Significant changes in diversity and V-J gene utilization of T cell clones in AS plaques

The clonal diversity is one of the most important features of the T cell immune repertoire and reflects the function of the immune system. The diversity indexes of the T cell clones were significantly decreased in the AS plaques (p < 0.05) (Figure 3c-3e). Moreover, the overall profiles of the V-J gene utilization of T cell repertoires were similar in the peripheral blood between patients with AS and healthy subjects, but it was obviously reduced in the plaques. Namely, the types of V-J genes recombined by V and J genes in the AS plaques were fewer than that in the other two groups, which was consistent with the reduced diversity of the T cell clones in the AS plaques. However, the high-frequency T cell clones in AS plaques was markedly elevated compared to that in the other two groups, such as V20-1-J2-7 and V20-1-J2-5 (Figure 4a-4c). These results indicated that there might be some antigenic or pathological stimuli, which could activate and expand the corresponding T-cell clones to became relatively prominent. Additionally, the distribution trends of the utilization of the V or J genes of the T cell clones were similar in all the three groups. However, the utilization rates of some V genes (such as TRBV4-1, TRBV5-4, TRBV12-4) and J genes (such as TRBJ2-5, TRBJ2-1, TRBJ1-6) in the AS plaques were notably different from those in the other two groups (Figure 4d and 4e).

PCR verification of the significantly expanded T cell clones in the AS plaques

To validate the T-cell clonotypes that were significantly expanded in the atherosclerotic plaques and peripheral blood of patients with AS compared to healthy subjects, six clones (V29-1J2-1, V20-1J1-6, V6-3J2-7, V7-6J2-3, V14J2-7 and V11-2J2-2) with high frequencies from 0.06% to 0.35% were selected and validated using real-time PCR. The results showed that the quantities or frequencies of the V29-1J2-1, V20-1J1-6, V6-3J2-7 and V11-2J2-2 clones in the peripheral blood of patients with AS were significantly higher than that of normal subjects (p < 0.05) (Figure 5).

DISCUSSION

T cells are key regulators of immune responses and play important roles in the development of many diseases. The functions of T cells are closely related to the TCRs [14, 15]. To recognize the almost infinite number of xenogeneic/pathogenic antigens, the composition of the TCR repertoire must be sufficiently diverse [16]. This diversity is generated by the rearrangement of the V, D, and J genes in the TCR α, β, γ and δ loci, then the original T cell clones are further shaped by antigen-driven immune and inflammatory responses to form actual TCR repertoires [17]. Therefore, the composition and structure of the TCR repertoire not only directly affects the function of T cells but also reflects the interaction between genetic and environmental factors. The abnormalities of TCR repertoires are often associated with the development of many immune diseases [18]. In the peripheral T cells of patients with T2DM, the utilization of the V or J genes (especially TRBV7-8) and the amino acid lengths of the TCR CDR3 regions were significantly altered. These alterations were closely associated with an increased risk of diabetes [19]. Our study also found that the utilization of the V and/or J genes was altered in patients with AS, suggesting the relationship between TCR repertoires and atherosclerosis development.

§ **Assigned task**
Answer these questions about the T cell repertoire excerpt:
1. Which two high-frequency T cell clones in AS plaques are given as examples?
2. How many clones were selected for validation with real-time PCR?
3. In peripheral T cells of patients with T2DM, which V gene is named as especially altered?
Please rely on the T cell repertoire excerpt alone.

§ **Source information**
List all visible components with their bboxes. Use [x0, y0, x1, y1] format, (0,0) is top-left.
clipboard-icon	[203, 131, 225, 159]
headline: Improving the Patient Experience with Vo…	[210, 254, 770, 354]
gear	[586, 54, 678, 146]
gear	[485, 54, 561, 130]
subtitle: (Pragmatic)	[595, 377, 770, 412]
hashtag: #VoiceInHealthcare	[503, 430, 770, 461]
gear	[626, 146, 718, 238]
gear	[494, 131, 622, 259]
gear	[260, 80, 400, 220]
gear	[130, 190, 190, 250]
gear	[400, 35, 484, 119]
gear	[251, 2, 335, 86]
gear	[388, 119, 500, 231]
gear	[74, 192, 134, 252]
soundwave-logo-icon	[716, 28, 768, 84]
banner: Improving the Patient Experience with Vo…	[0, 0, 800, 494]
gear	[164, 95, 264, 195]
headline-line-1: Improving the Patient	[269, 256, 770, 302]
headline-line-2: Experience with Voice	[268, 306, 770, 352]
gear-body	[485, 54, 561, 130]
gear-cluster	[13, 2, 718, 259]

§ **Worked solution**
1. V20-1-J2-7 and V20-1-J2-5
2. Six
3. TRBV7-8